[WHAT IS REQUIRED]
Look for "document" in the listing below. Gather each line that contains it.

[RAW DATA]
┌──
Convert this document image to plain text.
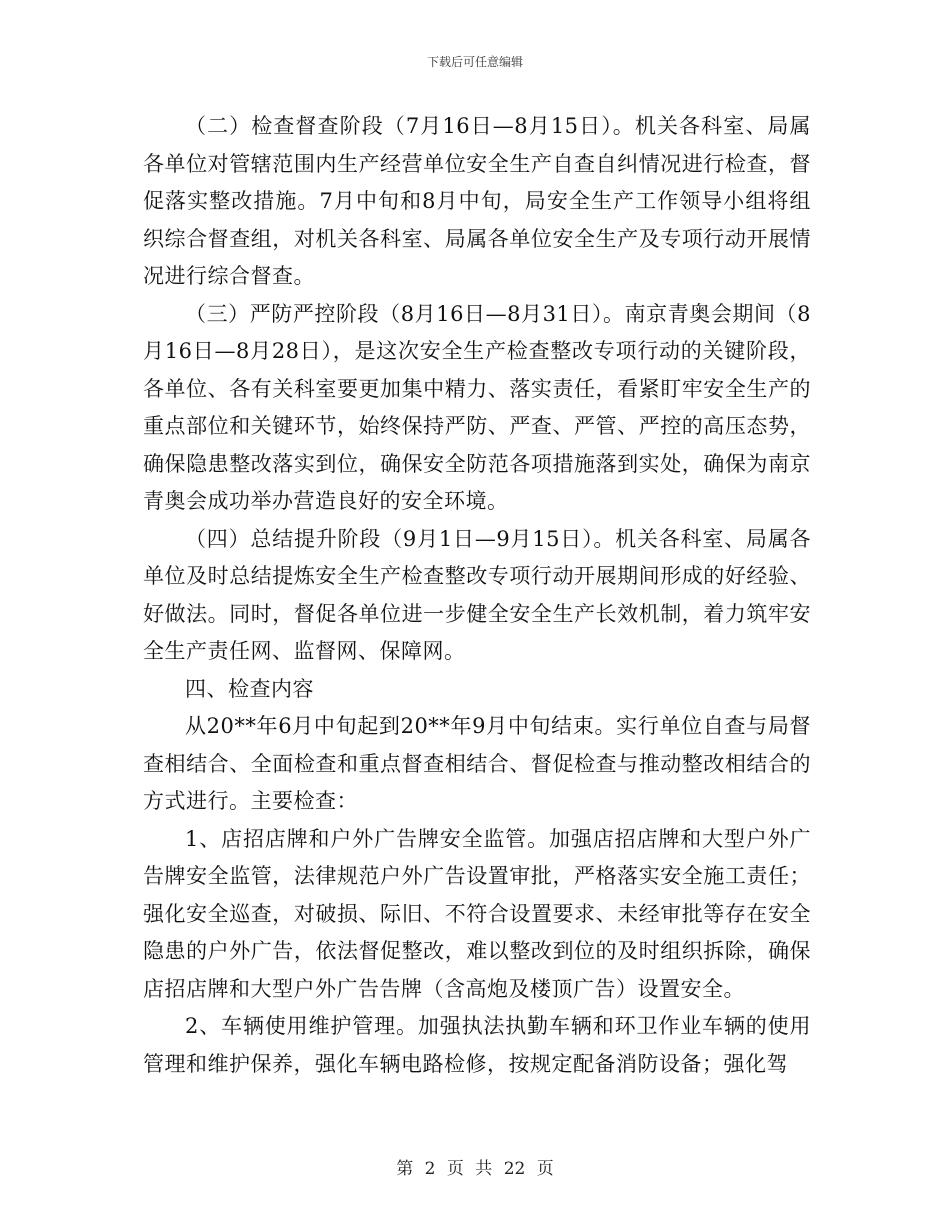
下载后可任意编辑

（二）检查督查阶段（7月16日—8月15日）。机关各科室、局属各单位对管辖范围内生产经营单位安全生产自查自纠情况进行检查，督促落实整改措施。7月中旬和8月中旬，局安全生产工作领导小组将组织综合督查组，对机关各科室、局属各单位安全生产及专项行动开展情况进行综合督查。

（三）严防严控阶段（8月16日—8月31日）。南京青奥会期间（8月16日—8月28日），是这次安全生产检查整改专项行动的关键阶段，各单位、各有关科室要更加集中精力、落实责任，看紧盯牢安全生产的重点部位和关键环节，始终保持严防、严查、严管、严控的高压态势，确保隐患整改落实到位，确保安全防范各项措施落到实处，确保为南京青奥会成功举办营造良好的安全环境。

（四）总结提升阶段（9月1日—9月15日）。机关各科室、局属各单位及时总结提炼安全生产检查整改专项行动开展期间形成的好经验、好做法。同时，督促各单位进一步健全安全生产长效机制，着力筑牢安全生产责任网、监督网、保障网。

四、检查内容

从20**年6月中旬起到20**年9月中旬结束。实行单位自查与局督查相结合、全面检查和重点督查相结合、督促检查与推动整改相结合的方式进行。主要检查：

1、店招店牌和户外广告牌安全监管。加强店招店牌和大型户外广告牌安全监管，法律规范户外广告设置审批，严格落实安全施工责任；强化安全巡查，对破损、际旧、不符合设置要求、未经审批等存在安全隐患的户外广告，依法督促整改，难以整改到位的及时组织拆除，确保店招店牌和大型户外广告告牌（含高炮及楼顶广告）设置安全。

2、车辆使用维护管理。加强执法执勤车辆和环卫作业车辆的使用管理和维护保养，强化车辆电路检修，按规定配备消防设备；强化驾

第 2 页 共 22 页
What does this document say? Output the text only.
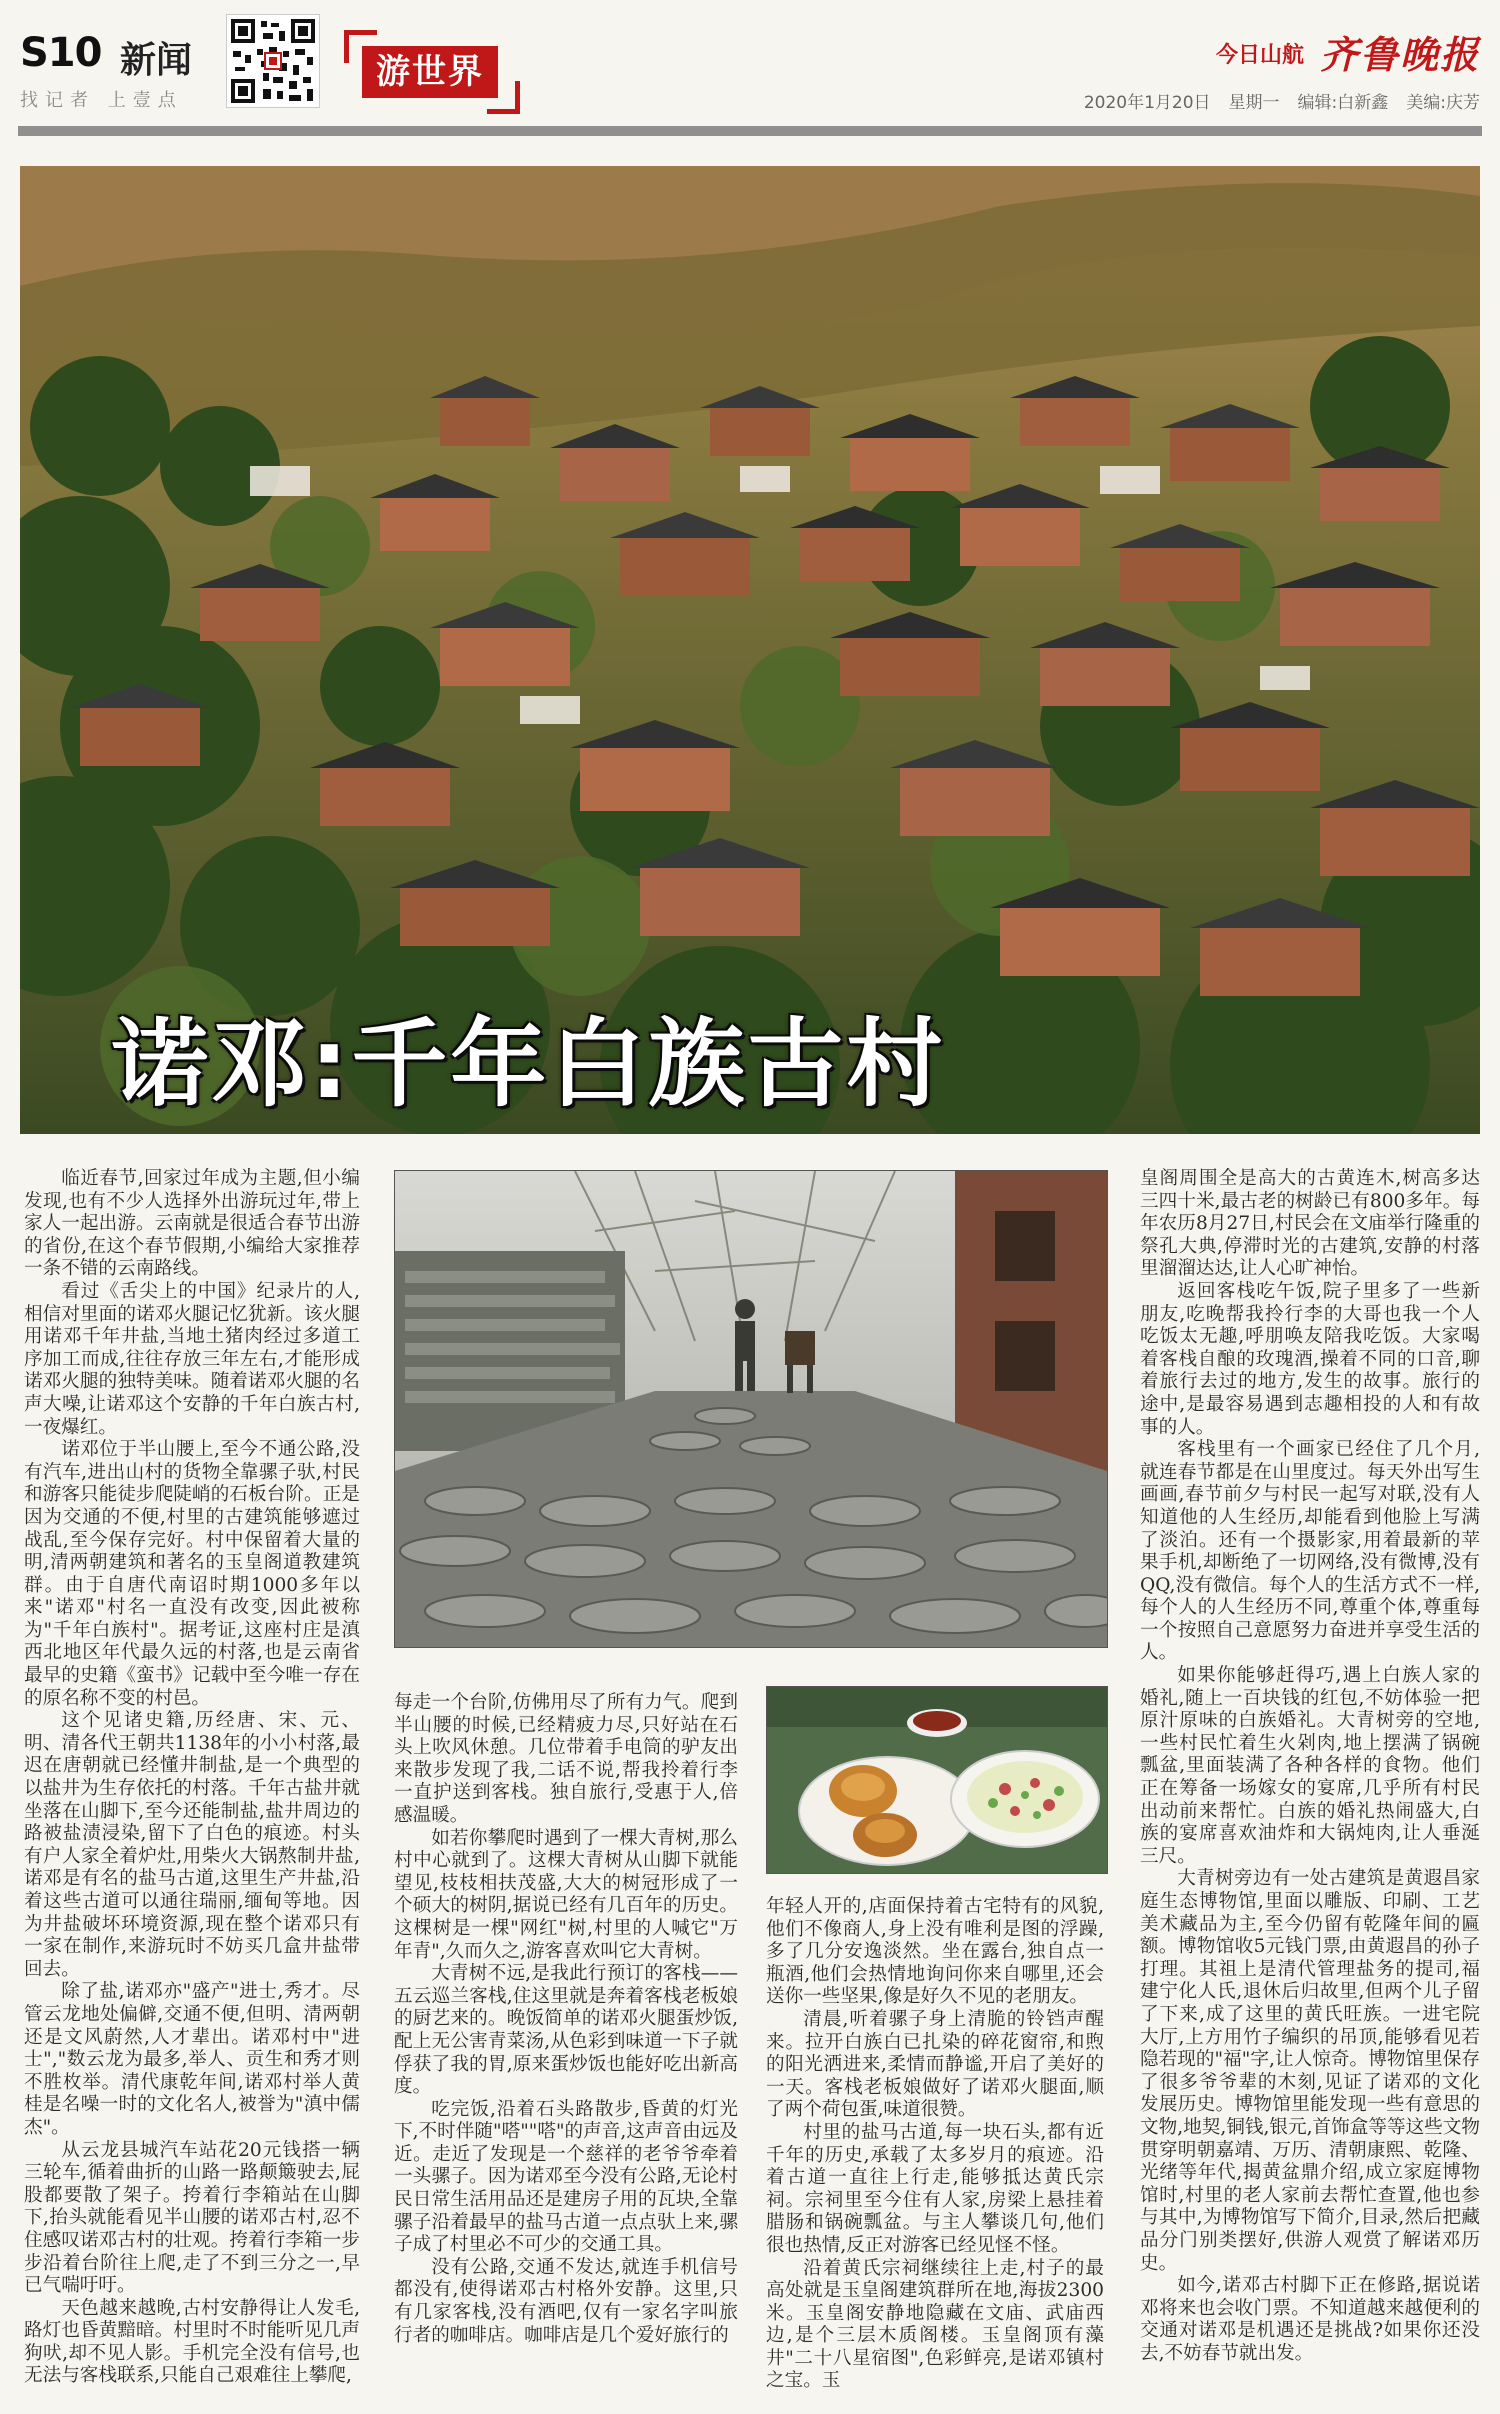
S10 新闻
找记者 上壹点
游世界	今日山航 齐鲁晚报
2020年1月20日 星期一 编辑:白新鑫 美编:庆芳
诺邓:千年白族古村

临近春节,回家过年成为主题,但小编发现,也有不少人选择外出游玩过年,带上家人一起出游。云南就是很适合春节出游的省份,在这个春节假期,小编给大家推荐一条不错的云南路线。

看过《舌尖上的中国》纪录片的人,相信对里面的诺邓火腿记忆犹新。该火腿用诺邓千年井盐,当地土猪肉经过多道工序加工而成,往往存放三年左右,才能形成诺邓火腿的独特美味。随着诺邓火腿的名声大噪,让诺邓这个安静的千年白族古村,一夜爆红。

诺邓位于半山腰上,至今不通公路,没有汽车,进出山村的货物全靠骡子驮,村民和游客只能徒步爬陡峭的石板台阶。正是因为交通的不便,村里的古建筑能够遮过战乱,至今保存完好。村中保留着大量的明,清两朝建筑和著名的玉皇阁道教建筑群。由于自唐代南诏时期1000多年以来"诺邓"村名一直没有改变,因此被称为"千年白族村"。据考证,这座村庄是滇西北地区年代最久远的村落,也是云南省最早的史籍《蛮书》记载中至今唯一存在的原名称不变的村邑。

这个见诸史籍,历经唐、宋、元、明、清各代王朝共1138年的小小村落,最迟在唐朝就已经懂井制盐,是一个典型的以盐井为生存依托的村落。千年古盐井就坐落在山脚下,至今还能制盐,盐井周边的路被盐渍浸染,留下了白色的痕迹。村头有户人家全着炉灶,用柴火大锅熬制井盐,诺邓是有名的盐马古道,这里生产井盐,沿着这些古道可以通往瑞丽,缅甸等地。因为井盐破坏环境资源,现在整个诺邓只有一家在制作,来游玩时不妨买几盒井盐带回去。

除了盐,诺邓亦"盛产"进士,秀才。尽管云龙地处偏僻,交通不便,但明、清两朝还是文风蔚然,人才辈出。诺邓村中"进士","数云龙为最多,举人、贡生和秀才则不胜枚举。清代康乾年间,诺邓村举人黄桂是名噪一时的文化名人,被誉为"滇中儒杰"。

从云龙县城汽车站花20元钱搭一辆三轮车,循着曲折的山路一路颠簸驶去,屁股都要散了架子。挎着行李箱站在山脚下,抬头就能看见半山腰的诺邓古村,忍不住感叹诺邓古村的壮观。挎着行李箱一步步沿着台阶往上爬,走了不到三分之一,早已气喘吁吁。

天色越来越晚,古村安静得让人发毛,路灯也昏黄黯暗。村里时不时能听见几声狗吠,却不见人影。手机完全没有信号,也无法与客栈联系,只能自己艰难往上攀爬,

每走一个台阶,仿佛用尽了所有力气。爬到半山腰的时候,已经精疲力尽,只好站在石头上吹风休憩。几位带着手电筒的驴友出来散步发现了我,二话不说,帮我拎着行李一直护送到客栈。独自旅行,受惠于人,倍感温暖。

如若你攀爬时遇到了一棵大青树,那么村中心就到了。这棵大青树从山脚下就能望见,枝枝相扶茂盛,大大的树冠形成了一个硕大的树阴,据说已经有几百年的历史。这棵树是一棵"网红"树,村里的人喊它"万年青",久而久之,游客喜欢叫它大青树。

大青树不远,是我此行预订的客栈——五云巡兰客栈,住这里就是奔着客栈老板娘的厨艺来的。晚饭简单的诺邓火腿蛋炒饭,配上无公害青菜汤,从色彩到味道一下子就俘获了我的胃,原来蛋炒饭也能好吃出新高度。

吃完饭,沿着石头路散步,昏黄的灯光下,不时伴随"嗒""嗒"的声音,这声音由远及近。走近了发现是一个慈祥的老爷爷牵着一头骡子。因为诺邓至今没有公路,无论村民日常生活用品还是建房子用的瓦块,全靠骡子沿着最早的盐马古道一点点驮上来,骡子成了村里必不可少的交通工具。

没有公路,交通不发达,就连手机信号都没有,使得诺邓古村格外安静。这里,只有几家客栈,没有酒吧,仅有一家名字叫旅行者的咖啡店。咖啡店是几个爱好旅行的

年轻人开的,店面保持着古宅特有的风貌,他们不像商人,身上没有唯利是图的浮躁,多了几分安逸淡然。坐在露台,独自点一瓶酒,他们会热情地询问你来自哪里,还会送你一些坚果,像是好久不见的老朋友。

清晨,听着骡子身上清脆的铃铛声醒来。拉开白族白已扎染的碎花窗帘,和煦的阳光洒进来,柔情而静谧,开启了美好的一天。客栈老板娘做好了诺邓火腿面,顺了两个荷包蛋,味道很赞。

村里的盐马古道,每一块石头,都有近千年的历史,承载了太多岁月的痕迹。沿着古道一直往上行走,能够抵达黄氏宗祠。宗祠里至今住有人家,房梁上悬挂着腊肠和锅碗瓢盆。与主人攀谈几句,他们很也热情,反正对游客已经见怪不怪。

沿着黄氏宗祠继续往上走,村子的最高处就是玉皇阁建筑群所在地,海拔2300米。玉皇阁安静地隐藏在文庙、武庙西边,是个三层木质阁楼。玉皇阁顶有藻井"二十八星宿图",色彩鲜亮,是诺邓镇村之宝。玉

皇阁周围全是高大的古黄连木,树高多达三四十米,最古老的树龄已有800多年。每年农历8月27日,村民会在文庙举行隆重的祭孔大典,停滞时光的古建筑,安静的村落里溜溜达达,让人心旷神怡。

返回客栈吃午饭,院子里多了一些新朋友,吃晚帮我拎行李的大哥也我一个人吃饭太无趣,呼朋唤友陪我吃饭。大家喝着客栈自酿的玫瑰酒,操着不同的口音,聊着旅行去过的地方,发生的故事。旅行的途中,是最容易遇到志趣相投的人和有故事的人。

客栈里有一个画家已经住了几个月,就连春节都是在山里度过。每天外出写生画画,春节前夕与村民一起写对联,没有人知道他的人生经历,却能看到他脸上写满了淡泊。还有一个摄影家,用着最新的苹果手机,却断绝了一切网络,没有微博,没有QQ,没有微信。每个人的生活方式不一样,每个人的人生经历不同,尊重个体,尊重每一个按照自己意愿努力奋进并享受生活的人。

如果你能够赶得巧,遇上白族人家的婚礼,随上一百块钱的红包,不妨体验一把原汁原味的白族婚礼。大青树旁的空地,一些村民忙着生火剁肉,地上摆满了锅碗瓢盆,里面装满了各种各样的食物。他们正在筹备一场嫁女的宴席,几乎所有村民出动前来帮忙。白族的婚礼热闹盛大,白族的宴席喜欢油炸和大锅炖肉,让人垂涎三尺。

大青树旁边有一处古建筑是黄遐昌家庭生态博物馆,里面以雕版、印刷、工艺美术藏品为主,至今仍留有乾隆年间的匾额。博物馆收5元钱门票,由黄遐昌的孙子打理。其祖上是清代管理盐务的提司,福建宁化人氏,退休后归故里,但两个儿子留了下来,成了这里的黄氏旺族。一进宅院大厅,上方用竹子编织的吊顶,能够看见若隐若现的"福"字,让人惊奇。博物馆里保存了很多爷爷辈的木刻,见证了诺邓的文化发展历史。博物馆里能发现一些有意思的文物,地契,铜钱,银元,首饰盒等等这些文物贯穿明朝嘉靖、万历、清朝康熙、乾隆、光绪等年代,揭黄盆鼎介绍,成立家庭博物馆时,村里的老人家前去帮忙查置,他也参与其中,为博物馆写下简介,目录,然后把藏品分门别类摆好,供游人观赏了解诺邓历史。

如今,诺邓古村脚下正在修路,据说诺邓将来也会收门票。不知道越来越便利的交通对诺邓是机遇还是挑战?如果你还没去,不妨春节就出发。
└──
[CORRECT RESPONSE]
Convert this document image to plain text.
What does this document say? Output the text only.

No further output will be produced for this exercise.